Your tasks:
1. Answer these questions from the passage on PLM and ALM, one line each:
(a) Which stages of a product's lifecycle does PLM manage?
(b) What does the passage call ALM in relation to application software?
(c) What will part two of the series discuss?
2. Write a continuation of the passage on PLM and ALM, starting after its final sentence.

>> BEGIN Passage shown

So what’s the best way to address these challenges? You need more than PLM – you also need ALM. PLM, or Product Lifecycle Management, manages a product’s entire lifecycle, including its inception, design, manufacture, maintenance, service and disposal.

To handle your software, you need ALM. ALM is the PLM of application software. It encompasses requirements management, software architecture, computer programming, software testing, change management, project management, release management, software maintenance and delivery; enabling manufacturers to define, build, test, manage and deliver complex software systems more efficiently and effectively.

PLM and ALM both offer valuable and necessary capabilities, but neither can address these challenges with increasing complexity on their own. Integration of the two is what we’ll talk about in this blog series.

This concludes part one of our series on integrating PLM and ALM to address increasingly complex systems. In part two, I’ll discusses how ALM and PLM complement each other and what companies must do to achieve true ALM and PLM integration to reduce and prevent product defects. Stay tuned.

>> END Passage shown
>> BEGIN Given entries

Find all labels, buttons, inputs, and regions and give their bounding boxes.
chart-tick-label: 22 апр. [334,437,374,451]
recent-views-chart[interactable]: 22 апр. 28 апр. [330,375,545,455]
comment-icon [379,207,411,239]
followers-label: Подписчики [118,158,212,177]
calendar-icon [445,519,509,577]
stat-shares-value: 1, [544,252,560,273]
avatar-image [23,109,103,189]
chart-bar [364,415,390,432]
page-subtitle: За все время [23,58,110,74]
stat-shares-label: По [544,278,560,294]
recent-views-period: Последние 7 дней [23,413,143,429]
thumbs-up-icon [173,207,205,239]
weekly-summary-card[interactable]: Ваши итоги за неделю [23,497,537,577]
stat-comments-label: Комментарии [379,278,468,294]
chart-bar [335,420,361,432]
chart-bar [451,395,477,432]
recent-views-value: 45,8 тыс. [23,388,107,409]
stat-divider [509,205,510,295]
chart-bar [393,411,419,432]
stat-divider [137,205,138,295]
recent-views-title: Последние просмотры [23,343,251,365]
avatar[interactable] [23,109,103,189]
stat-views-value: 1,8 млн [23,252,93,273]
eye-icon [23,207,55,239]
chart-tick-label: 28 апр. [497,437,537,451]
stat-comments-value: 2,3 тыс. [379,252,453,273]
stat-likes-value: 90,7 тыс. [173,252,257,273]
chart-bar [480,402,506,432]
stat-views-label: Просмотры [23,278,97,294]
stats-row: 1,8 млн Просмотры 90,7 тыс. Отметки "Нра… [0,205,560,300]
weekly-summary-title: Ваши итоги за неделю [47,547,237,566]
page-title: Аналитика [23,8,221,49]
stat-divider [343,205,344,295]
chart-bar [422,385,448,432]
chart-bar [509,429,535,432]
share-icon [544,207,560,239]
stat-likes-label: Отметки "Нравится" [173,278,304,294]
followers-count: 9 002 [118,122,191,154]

>> END Given entries

Responses for each task:
1.
(a) Inception, design, manufacture, maintenance, service and disposal.
(b) The PLM of application software.
(c) How ALM and PLM complement each other, and what companies must do to achieve true ALM and PLM integration to reduce and prevent product defects.

2.
About the Author

Dennis George is a marketing manager for Siemens PLM Software’s Teamcenter PLM software. He has more than 30 years of experience in managing software products, electronics packaging and marketing of Electronic Design Automation tools. Dennis has held marketing management positions at Magma Design Automation and Silicon Metrics Corporation, where he was responsible for marketing characterization and analysis tools used in the development of semiconductors. As a marketing manager at Xynetix, he managed a suite of tools used for semiconductor packaging, printed circuit board layout, data verification and assembly. At Zenith Data Systems, he was responsible for electronics packing. Through his involvement with a number of market segments, Dennis has gained valuable insight into the issues, flows, and processes employed in the design and manufacturing of software-driven electronic systems and components. He has a B.S. degree from Eastern Michigan University and an MBA in marketing and computer science from the University of Rochester.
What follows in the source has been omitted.